#### To be done
Return the material below in full and exactly.
======== Records for this task ========
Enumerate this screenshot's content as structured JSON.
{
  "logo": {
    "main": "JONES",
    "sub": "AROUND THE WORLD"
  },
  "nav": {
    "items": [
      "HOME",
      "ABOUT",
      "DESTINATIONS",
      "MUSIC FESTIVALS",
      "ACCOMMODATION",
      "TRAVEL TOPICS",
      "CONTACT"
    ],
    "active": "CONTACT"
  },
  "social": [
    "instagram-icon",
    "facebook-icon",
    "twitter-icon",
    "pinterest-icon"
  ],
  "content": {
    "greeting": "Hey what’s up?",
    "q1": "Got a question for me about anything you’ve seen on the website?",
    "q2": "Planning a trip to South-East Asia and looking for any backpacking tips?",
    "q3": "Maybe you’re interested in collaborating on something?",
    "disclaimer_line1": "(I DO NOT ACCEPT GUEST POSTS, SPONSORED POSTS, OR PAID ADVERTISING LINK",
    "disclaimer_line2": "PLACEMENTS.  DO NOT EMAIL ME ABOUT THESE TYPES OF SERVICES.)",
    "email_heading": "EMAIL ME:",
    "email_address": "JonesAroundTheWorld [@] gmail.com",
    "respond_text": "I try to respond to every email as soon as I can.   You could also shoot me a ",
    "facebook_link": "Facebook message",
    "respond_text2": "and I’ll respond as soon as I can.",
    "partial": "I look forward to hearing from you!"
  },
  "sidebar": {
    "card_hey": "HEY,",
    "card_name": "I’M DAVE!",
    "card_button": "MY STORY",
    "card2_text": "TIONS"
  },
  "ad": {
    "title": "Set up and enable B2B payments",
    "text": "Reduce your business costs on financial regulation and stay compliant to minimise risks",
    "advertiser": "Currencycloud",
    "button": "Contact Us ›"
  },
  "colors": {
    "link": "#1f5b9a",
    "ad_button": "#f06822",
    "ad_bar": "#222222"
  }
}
========
#### Solution to this exercise
Enumerate this screenshot's content as structured JSON.
{
  "logo": {
    "main": "JONES",
    "sub": "AROUND THE WORLD"
  },
  "nav": {
    "items": [
      "HOME",
      "ABOUT",
      "DESTINATIONS",
      "MUSIC FESTIVALS",
      "ACCOMMODATION",
      "TRAVEL TOPICS",
      "CONTACT"
    ],
    "active": "CONTACT"
  },
  "social": [
    "instagram-icon",
    "facebook-icon",
    "twitter-icon",
    "pinterest-icon"
  ],
  "content": {
    "greeting": "Hey what’s up?",
    "q1": "Got a question for me about anything you’ve seen on the website?",
    "q2": "Planning a trip to South-East Asia and looking for any backpacking tips?",
    "q3": "Maybe you’re interested in collaborating on something?",
    "disclaimer_line1": "(I DO NOT ACCEPT GUEST POSTS, SPONSORED POSTS, OR PAID ADVERTISING LINK",
    "disclaimer_line2": "PLACEMENTS.  DO NOT EMAIL ME ABOUT THESE TYPES OF SERVICES.)",
    "email_heading": "EMAIL ME:",
    "email_address": "JonesAroundTheWorld [@] gmail.com",
    "respond_text": "I try to respond to every email as soon as I can.   You could also shoot me a ",
    "facebook_link": "Facebook message",
    "respond_text2": "and I’ll respond as soon as I can.",
    "partial": "I look forward to hearing from you!"
  },
  "sidebar": {
    "card_hey": "HEY,",
    "card_name": "I’M DAVE!",
    "card_button": "MY STORY",
    "card2_text": "TIONS"
  },
  "ad": {
    "title": "Set up and enable B2B payments",
    "text": "Reduce your business costs on financial regulation and stay compliant to minimise risks",
    "advertiser": "Currencycloud",
    "button": "Contact Us ›"
  },
  "colors": {
    "link": "#1f5b9a",
    "ad_button": "#f06822",
    "ad_bar": "#222222"
  }
}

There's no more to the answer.